Given task 1: Copy the reclaiming-agility talk notes word for word, starting with "Agile noun vs" and going on through "us; how do we reclaim it?".

════

Excellent keynote. New things and new ways to think about non-new things.

[2024 dev2next] reclaiming agility

Speaker: Dave Thomas @pragdave

For more see the table of contents


Notes

  • Started with a vote between this talk and a programming language one. This talk (barely) won

“Agile”

  • Wish people would stop using word “agile”
  • “Agile” is now an industry
  • “Agile” co-opted
  • Was supposed to be on what values need to apply, not the practices
  • Can’t sell or package values
  • Can’t be agile if handed a process

“Agile is Dead”

  • Agile is dead. Agile with a capital A is what you pay for. Lowercase agile is the original set of values.
  • Devs are unhappy with Agile – too many meetings and processsed
  • Read great quotes from Death of Agile quotes all of which value agile principles

Agile noun vs adjective

  • Agile has become a proper noun; something people can package/sell/make you follow.
  • agile should not be a noun. A noun is something you can point to
  • agile should be used as an adjective
  • It was made a noun to sell it; you can buy a pound of green
  • Agile is lost to us; how do we reclaim it?

History

  • How do we reclaim it?

════

Given task 2: Count the lines in the records that contain the string "image", and give only that number.

Record extracts:
════

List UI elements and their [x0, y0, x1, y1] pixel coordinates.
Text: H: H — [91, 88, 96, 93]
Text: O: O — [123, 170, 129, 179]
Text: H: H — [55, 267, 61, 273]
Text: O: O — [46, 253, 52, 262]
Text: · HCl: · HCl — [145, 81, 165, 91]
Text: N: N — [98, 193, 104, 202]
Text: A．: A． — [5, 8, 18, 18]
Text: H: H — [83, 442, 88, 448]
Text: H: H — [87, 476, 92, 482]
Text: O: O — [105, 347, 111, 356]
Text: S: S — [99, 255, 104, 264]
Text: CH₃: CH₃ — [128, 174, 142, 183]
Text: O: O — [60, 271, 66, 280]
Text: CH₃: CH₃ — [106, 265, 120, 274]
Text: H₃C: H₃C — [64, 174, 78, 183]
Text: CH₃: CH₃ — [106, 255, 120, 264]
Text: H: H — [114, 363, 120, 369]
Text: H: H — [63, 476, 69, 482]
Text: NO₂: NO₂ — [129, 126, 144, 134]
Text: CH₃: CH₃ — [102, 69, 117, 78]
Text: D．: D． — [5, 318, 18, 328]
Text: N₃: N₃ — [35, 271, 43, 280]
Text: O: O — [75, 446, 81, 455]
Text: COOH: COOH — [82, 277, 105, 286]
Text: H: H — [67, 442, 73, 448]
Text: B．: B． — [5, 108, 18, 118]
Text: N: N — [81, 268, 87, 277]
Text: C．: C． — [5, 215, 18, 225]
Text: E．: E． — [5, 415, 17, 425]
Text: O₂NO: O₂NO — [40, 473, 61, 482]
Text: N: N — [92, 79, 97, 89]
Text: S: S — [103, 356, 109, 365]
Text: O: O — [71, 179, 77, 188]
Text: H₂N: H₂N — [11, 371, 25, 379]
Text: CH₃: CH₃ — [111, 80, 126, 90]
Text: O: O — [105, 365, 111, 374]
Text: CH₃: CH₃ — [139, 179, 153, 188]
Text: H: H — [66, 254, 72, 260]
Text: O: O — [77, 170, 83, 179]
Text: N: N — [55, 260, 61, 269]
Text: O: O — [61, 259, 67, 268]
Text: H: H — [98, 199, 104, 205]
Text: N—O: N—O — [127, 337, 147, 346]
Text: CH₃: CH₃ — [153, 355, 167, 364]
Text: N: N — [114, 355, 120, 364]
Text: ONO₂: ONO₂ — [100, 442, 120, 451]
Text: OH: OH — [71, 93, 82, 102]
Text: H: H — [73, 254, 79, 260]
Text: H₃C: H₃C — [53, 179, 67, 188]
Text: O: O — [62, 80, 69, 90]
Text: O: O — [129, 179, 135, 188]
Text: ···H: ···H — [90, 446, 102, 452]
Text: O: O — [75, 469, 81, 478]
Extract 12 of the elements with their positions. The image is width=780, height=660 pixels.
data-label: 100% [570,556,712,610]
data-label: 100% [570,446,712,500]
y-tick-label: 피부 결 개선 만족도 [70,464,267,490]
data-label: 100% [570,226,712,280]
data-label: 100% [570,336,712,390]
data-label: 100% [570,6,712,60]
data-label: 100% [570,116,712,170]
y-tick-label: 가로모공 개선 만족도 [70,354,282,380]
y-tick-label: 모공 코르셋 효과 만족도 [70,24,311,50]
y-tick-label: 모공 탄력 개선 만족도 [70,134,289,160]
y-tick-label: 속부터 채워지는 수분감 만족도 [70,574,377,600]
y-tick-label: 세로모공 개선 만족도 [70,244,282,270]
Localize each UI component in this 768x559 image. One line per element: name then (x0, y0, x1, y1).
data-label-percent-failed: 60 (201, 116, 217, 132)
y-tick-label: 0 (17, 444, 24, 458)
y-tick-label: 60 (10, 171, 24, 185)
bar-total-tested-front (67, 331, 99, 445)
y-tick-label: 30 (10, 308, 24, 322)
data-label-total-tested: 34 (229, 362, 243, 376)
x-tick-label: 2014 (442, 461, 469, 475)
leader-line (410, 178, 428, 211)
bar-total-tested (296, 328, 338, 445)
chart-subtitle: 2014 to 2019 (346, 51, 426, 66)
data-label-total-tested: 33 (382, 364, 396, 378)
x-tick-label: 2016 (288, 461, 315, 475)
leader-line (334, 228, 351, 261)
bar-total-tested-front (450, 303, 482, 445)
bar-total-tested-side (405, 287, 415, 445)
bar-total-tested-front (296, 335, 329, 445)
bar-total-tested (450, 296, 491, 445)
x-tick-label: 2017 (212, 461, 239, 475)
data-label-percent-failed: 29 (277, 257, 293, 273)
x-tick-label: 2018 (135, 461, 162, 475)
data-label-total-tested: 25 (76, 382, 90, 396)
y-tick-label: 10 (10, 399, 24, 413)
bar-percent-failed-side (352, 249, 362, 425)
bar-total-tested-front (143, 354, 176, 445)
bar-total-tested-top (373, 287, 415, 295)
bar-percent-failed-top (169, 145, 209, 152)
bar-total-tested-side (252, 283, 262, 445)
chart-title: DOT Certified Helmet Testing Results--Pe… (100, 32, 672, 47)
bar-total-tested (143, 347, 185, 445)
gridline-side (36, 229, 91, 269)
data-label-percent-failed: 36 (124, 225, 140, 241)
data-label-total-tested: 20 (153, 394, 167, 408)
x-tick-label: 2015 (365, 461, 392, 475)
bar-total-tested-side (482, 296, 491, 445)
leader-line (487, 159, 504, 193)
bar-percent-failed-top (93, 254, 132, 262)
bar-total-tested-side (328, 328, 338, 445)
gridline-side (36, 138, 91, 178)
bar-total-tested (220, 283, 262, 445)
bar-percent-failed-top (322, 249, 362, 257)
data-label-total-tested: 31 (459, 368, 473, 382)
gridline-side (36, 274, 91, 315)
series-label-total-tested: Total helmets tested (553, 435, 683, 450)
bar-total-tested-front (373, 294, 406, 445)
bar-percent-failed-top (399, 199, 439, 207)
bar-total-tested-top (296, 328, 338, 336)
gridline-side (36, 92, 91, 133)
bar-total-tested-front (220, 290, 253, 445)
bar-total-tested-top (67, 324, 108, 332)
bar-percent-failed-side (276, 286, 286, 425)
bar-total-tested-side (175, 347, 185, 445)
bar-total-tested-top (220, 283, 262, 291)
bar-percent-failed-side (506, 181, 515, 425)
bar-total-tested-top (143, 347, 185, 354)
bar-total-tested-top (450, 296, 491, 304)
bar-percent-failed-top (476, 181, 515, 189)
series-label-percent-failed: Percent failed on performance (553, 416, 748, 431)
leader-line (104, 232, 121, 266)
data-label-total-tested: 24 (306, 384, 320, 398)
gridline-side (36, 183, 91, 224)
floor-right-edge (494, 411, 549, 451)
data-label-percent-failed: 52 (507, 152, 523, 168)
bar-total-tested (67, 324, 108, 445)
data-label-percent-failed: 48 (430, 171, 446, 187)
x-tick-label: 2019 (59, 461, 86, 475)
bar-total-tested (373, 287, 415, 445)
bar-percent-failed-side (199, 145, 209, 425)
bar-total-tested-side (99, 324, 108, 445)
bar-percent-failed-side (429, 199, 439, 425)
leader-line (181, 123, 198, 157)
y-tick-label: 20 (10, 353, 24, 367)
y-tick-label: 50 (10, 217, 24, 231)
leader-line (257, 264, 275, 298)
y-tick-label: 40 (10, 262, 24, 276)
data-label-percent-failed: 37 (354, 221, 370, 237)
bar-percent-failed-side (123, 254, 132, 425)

════

Task output 1:
Agile noun vs adjective

  • Agile has become a proper noun; something people can package/sell/make you follow.
  • agile should not be a noun. A noun is something you can point to
  • agile should be used as an adjective
  • It was made a noun to sell it; you can buy a pound of green
  • Agile is lost to us; how do we reclaim it?

Task output 2: 2